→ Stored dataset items
■ ■ ■ ■ ■
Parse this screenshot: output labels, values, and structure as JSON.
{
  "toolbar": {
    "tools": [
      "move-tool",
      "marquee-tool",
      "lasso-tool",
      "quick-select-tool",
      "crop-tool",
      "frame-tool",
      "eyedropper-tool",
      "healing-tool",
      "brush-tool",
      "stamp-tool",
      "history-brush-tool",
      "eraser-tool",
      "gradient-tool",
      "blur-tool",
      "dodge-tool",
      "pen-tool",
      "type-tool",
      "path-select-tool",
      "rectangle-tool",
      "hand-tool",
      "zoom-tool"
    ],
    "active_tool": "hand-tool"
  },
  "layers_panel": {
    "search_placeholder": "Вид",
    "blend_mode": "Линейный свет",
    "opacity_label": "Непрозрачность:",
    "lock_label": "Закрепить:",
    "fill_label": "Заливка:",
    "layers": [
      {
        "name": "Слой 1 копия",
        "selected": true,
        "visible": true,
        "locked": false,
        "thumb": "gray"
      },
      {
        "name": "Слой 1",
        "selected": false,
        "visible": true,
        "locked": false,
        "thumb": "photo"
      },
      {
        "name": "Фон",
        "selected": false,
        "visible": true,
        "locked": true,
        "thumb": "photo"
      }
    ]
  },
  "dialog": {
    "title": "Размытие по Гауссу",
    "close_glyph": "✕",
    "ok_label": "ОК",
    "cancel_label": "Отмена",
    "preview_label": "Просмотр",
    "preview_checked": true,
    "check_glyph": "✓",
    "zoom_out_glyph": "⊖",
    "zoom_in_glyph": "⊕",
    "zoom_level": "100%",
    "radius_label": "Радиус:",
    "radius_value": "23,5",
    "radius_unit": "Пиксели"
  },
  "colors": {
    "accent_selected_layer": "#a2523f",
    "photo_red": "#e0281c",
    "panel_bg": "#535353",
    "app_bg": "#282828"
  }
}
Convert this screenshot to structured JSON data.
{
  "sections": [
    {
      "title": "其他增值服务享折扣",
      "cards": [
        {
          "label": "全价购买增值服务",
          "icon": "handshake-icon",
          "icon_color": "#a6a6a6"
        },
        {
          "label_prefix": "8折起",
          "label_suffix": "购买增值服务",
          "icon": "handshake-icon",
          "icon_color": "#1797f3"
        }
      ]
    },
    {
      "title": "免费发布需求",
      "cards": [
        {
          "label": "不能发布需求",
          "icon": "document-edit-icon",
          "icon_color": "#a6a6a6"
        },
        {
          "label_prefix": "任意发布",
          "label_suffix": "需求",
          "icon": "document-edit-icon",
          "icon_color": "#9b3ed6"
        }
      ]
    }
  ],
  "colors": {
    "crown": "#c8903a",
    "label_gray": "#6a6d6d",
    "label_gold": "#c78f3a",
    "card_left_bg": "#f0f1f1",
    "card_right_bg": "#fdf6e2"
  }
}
■ ■ ■ ■ ■
→ Instructions for the task
Restate every line of the data word for word.

→ Solution
Parse this screenshot: output labels, values, and structure as JSON.
{
  "toolbar": {
    "tools": [
      "move-tool",
      "marquee-tool",
      "lasso-tool",
      "quick-select-tool",
      "crop-tool",
      "frame-tool",
      "eyedropper-tool",
      "healing-tool",
      "brush-tool",
      "stamp-tool",
      "history-brush-tool",
      "eraser-tool",
      "gradient-tool",
      "blur-tool",
      "dodge-tool",
      "pen-tool",
      "type-tool",
      "path-select-tool",
      "rectangle-tool",
      "hand-tool",
      "zoom-tool"
    ],
    "active_tool": "hand-tool"
  },
  "layers_panel": {
    "search_placeholder": "Вид",
    "blend_mode": "Линейный свет",
    "opacity_label": "Непрозрачность:",
    "lock_label": "Закрепить:",
    "fill_label": "Заливка:",
    "layers": [
      {
        "name": "Слой 1 копия",
        "selected": true,
        "visible": true,
        "locked": false,
        "thumb": "gray"
      },
      {
        "name": "Слой 1",
        "selected": false,
        "visible": true,
        "locked": false,
        "thumb": "photo"
      },
      {
        "name": "Фон",
        "selected": false,
        "visible": true,
        "locked": true,
        "thumb": "photo"
      }
    ]
  },
  "dialog": {
    "title": "Размытие по Гауссу",
    "close_glyph": "✕",
    "ok_label": "ОК",
    "cancel_label": "Отмена",
    "preview_label": "Просмотр",
    "preview_checked": true,
    "check_glyph": "✓",
    "zoom_out_glyph": "⊖",
    "zoom_in_glyph": "⊕",
    "zoom_level": "100%",
    "radius_label": "Радиус:",
    "radius_value": "23,5",
    "radius_unit": "Пиксели"
  },
  "colors": {
    "accent_selected_layer": "#a2523f",
    "photo_red": "#e0281c",
    "panel_bg": "#535353",
    "app_bg": "#282828"
  }
}
Convert this screenshot to structured JSON data.
{
  "sections": [
    {
      "title": "其他增值服务享折扣",
      "cards": [
        {
          "label": "全价购买增值服务",
          "icon": "handshake-icon",
          "icon_color": "#a6a6a6"
        },
        {
          "label_prefix": "8折起",
          "label_suffix": "购买增值服务",
          "icon": "handshake-icon",
          "icon_color": "#1797f3"
        }
      ]
    },
    {
      "title": "免费发布需求",
      "cards": [
        {
          "label": "不能发布需求",
          "icon": "document-edit-icon",
          "icon_color": "#a6a6a6"
        },
        {
          "label_prefix": "任意发布",
          "label_suffix": "需求",
          "icon": "document-edit-icon",
          "icon_color": "#9b3ed6"
        }
      ]
    }
  ],
  "colors": {
    "crown": "#c8903a",
    "label_gray": "#6a6d6d",
    "label_gold": "#c78f3a",
    "card_left_bg": "#f0f1f1",
    "card_right_bg": "#fdf6e2"
  }
}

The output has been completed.